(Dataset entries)
⁂

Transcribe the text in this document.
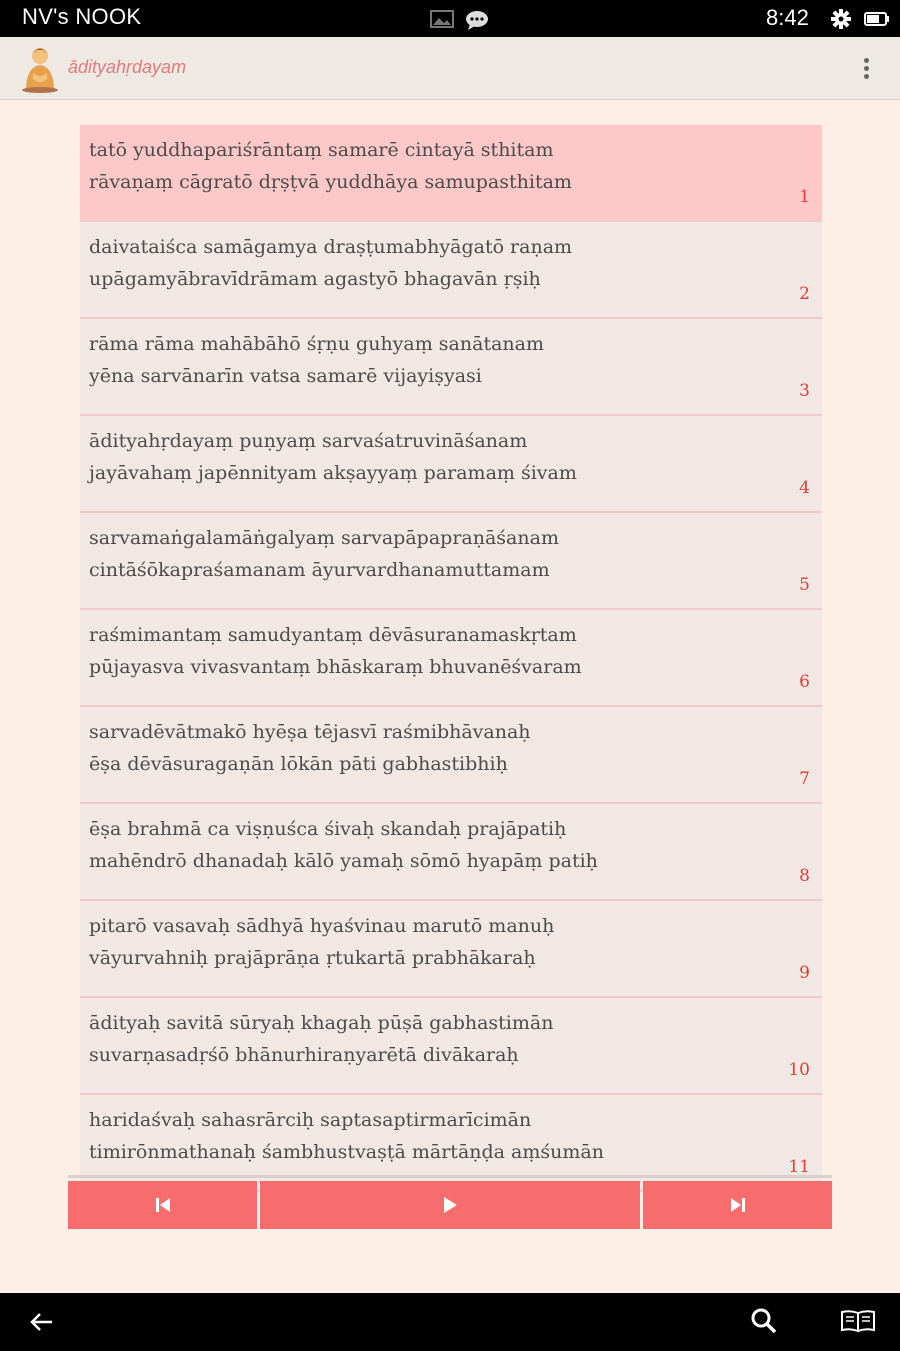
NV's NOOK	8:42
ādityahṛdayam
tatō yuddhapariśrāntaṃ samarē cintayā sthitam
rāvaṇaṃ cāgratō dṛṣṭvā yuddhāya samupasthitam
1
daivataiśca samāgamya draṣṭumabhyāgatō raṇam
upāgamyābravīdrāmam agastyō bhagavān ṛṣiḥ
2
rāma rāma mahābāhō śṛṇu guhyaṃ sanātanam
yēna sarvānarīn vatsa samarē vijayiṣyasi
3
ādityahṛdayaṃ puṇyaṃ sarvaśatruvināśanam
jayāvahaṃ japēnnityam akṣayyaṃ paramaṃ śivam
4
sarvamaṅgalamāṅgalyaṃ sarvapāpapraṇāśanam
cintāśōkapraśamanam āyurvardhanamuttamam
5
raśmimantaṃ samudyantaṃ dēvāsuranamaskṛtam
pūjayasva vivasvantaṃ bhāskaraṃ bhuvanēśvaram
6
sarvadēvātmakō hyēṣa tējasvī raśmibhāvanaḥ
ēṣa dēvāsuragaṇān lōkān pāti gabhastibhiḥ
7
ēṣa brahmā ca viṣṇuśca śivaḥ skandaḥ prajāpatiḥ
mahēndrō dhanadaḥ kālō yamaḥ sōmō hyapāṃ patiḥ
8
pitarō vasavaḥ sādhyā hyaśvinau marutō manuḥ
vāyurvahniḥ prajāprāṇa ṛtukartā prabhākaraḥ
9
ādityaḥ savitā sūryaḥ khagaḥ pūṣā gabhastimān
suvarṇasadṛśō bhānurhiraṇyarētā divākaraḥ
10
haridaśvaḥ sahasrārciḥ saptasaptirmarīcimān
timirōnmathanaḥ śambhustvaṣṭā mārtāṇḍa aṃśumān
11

⁂

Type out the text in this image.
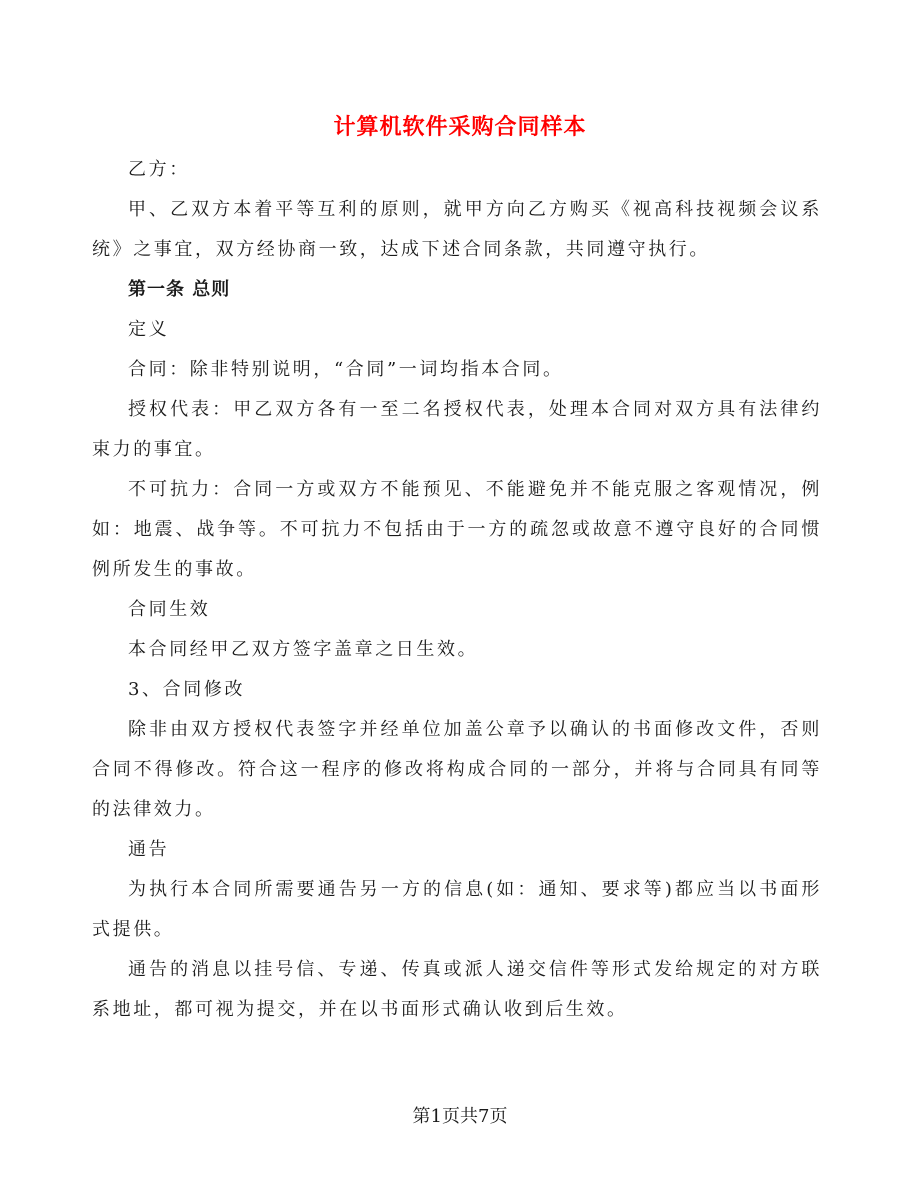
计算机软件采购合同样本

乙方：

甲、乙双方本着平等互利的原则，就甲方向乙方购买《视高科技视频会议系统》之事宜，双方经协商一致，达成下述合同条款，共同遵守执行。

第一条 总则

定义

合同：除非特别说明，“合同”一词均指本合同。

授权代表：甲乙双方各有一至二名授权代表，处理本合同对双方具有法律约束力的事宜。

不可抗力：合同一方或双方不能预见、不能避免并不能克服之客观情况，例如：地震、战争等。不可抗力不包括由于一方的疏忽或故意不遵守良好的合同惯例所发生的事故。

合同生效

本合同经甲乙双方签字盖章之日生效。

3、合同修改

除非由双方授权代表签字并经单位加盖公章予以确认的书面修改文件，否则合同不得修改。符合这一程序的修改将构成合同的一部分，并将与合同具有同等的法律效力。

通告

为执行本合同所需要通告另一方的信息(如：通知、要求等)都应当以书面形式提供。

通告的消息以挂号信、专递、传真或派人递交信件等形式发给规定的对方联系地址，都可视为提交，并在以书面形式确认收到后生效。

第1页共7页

⁂

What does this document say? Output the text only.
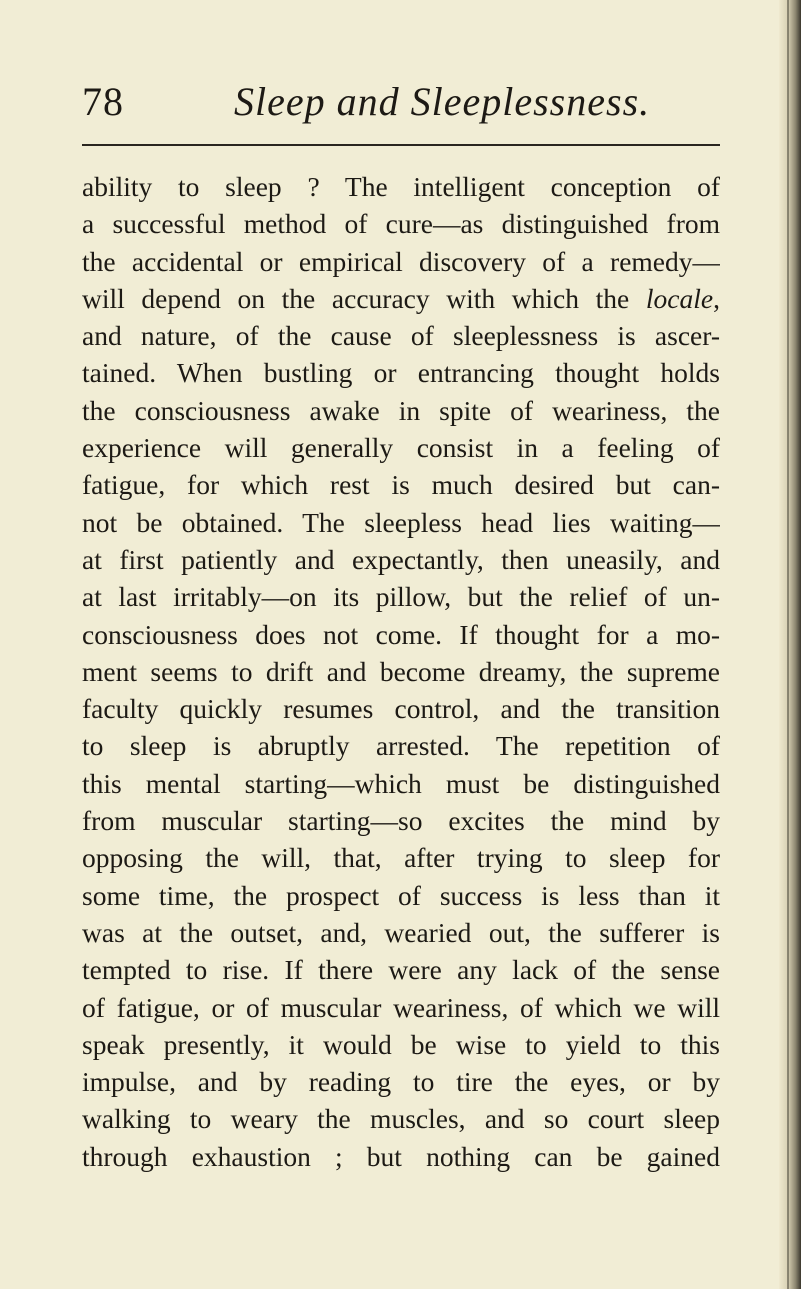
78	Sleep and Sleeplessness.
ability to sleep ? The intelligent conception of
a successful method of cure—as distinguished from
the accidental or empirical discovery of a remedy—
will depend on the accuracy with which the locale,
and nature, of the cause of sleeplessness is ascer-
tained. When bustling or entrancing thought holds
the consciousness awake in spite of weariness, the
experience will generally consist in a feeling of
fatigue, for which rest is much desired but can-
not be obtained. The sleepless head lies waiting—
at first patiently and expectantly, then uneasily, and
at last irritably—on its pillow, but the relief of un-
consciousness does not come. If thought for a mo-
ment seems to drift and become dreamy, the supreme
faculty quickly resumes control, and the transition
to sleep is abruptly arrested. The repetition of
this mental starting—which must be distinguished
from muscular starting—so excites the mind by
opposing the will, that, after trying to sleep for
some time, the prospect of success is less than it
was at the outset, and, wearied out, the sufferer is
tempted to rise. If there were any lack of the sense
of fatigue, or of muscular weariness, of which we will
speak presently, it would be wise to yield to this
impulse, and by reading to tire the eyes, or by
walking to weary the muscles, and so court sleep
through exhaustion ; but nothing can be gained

⁂

### TO DO
Work out how many lines of the listing above include "fatigue". Answer with the number and nothing more.

### FINAL RESULT
2